* BEGIN Extracted material *

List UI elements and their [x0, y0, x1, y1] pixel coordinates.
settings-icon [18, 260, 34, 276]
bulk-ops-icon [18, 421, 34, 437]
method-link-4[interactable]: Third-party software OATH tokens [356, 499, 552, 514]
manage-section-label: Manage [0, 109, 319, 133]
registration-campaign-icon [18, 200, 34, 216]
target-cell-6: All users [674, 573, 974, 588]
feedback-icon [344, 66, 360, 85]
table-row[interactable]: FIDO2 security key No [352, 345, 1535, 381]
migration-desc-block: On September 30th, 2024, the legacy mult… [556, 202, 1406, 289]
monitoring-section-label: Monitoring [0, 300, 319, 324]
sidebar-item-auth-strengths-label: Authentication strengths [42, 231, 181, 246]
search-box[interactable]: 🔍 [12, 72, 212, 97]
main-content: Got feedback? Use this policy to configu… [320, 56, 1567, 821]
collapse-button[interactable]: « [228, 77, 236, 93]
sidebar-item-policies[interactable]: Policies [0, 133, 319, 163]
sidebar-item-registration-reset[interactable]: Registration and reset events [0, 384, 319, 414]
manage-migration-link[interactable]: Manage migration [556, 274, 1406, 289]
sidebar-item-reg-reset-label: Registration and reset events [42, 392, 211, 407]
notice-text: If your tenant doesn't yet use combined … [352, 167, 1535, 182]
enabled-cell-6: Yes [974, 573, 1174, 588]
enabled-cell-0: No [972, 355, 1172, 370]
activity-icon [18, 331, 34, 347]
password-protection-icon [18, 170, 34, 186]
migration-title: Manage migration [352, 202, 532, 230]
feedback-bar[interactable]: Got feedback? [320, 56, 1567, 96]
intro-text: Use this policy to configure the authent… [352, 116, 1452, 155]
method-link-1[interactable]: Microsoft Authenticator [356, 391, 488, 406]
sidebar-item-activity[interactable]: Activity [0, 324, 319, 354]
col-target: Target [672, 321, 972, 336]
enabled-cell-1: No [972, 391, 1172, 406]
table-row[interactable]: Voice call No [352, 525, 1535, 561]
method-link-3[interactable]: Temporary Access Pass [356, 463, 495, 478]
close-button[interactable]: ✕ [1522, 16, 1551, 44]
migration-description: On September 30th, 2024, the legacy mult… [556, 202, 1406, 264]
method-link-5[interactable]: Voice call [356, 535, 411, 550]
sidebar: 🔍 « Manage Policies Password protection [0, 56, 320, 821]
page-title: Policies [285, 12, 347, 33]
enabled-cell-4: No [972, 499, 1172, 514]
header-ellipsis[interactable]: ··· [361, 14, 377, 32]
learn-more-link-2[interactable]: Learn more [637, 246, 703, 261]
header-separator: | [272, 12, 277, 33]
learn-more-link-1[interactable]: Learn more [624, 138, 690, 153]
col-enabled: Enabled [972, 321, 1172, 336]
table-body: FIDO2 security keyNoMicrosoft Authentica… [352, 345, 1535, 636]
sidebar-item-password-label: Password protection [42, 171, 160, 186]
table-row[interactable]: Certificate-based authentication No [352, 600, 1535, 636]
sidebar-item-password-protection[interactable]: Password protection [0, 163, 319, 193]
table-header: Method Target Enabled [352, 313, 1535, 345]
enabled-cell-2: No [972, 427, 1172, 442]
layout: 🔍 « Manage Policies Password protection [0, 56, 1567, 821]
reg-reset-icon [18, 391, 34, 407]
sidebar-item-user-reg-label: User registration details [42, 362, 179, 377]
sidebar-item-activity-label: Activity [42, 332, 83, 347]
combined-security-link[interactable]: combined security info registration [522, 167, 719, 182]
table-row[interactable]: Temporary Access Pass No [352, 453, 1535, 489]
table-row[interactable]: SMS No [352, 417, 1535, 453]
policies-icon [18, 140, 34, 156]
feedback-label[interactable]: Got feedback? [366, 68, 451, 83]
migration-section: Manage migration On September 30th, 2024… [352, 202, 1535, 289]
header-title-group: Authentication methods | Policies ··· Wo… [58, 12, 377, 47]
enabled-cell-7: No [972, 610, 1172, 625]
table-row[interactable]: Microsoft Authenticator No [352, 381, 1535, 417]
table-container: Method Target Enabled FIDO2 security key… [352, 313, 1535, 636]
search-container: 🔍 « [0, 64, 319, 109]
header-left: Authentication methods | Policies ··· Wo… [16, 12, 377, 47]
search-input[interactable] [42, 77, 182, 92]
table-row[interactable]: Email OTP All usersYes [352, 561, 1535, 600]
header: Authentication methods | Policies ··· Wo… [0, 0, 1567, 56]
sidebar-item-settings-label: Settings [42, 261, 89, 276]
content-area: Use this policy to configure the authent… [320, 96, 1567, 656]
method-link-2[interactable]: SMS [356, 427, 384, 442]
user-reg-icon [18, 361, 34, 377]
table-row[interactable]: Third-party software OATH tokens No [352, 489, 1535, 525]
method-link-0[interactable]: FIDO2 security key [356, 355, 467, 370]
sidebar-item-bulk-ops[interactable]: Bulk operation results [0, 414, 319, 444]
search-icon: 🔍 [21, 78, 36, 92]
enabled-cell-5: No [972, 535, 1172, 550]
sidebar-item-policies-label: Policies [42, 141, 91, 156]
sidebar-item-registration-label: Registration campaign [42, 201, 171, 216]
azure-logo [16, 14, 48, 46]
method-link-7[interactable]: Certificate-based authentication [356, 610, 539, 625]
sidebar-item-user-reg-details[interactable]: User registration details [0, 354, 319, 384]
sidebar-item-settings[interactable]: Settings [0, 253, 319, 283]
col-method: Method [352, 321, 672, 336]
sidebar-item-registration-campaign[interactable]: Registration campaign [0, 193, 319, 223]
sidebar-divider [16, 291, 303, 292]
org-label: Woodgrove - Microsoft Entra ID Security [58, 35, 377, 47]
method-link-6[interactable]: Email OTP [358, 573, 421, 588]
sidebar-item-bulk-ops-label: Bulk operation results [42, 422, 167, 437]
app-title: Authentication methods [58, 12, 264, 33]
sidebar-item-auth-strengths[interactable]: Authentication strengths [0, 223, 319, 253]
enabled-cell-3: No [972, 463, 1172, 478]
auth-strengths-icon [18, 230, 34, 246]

* END Extracted material *

Exercise
Return every line of the data above that contains the string "Voice".

Complete output
table-row[interactable]: Voice call No [352, 525, 1535, 561]
method-link-5[interactable]: Voice call [356, 535, 411, 550]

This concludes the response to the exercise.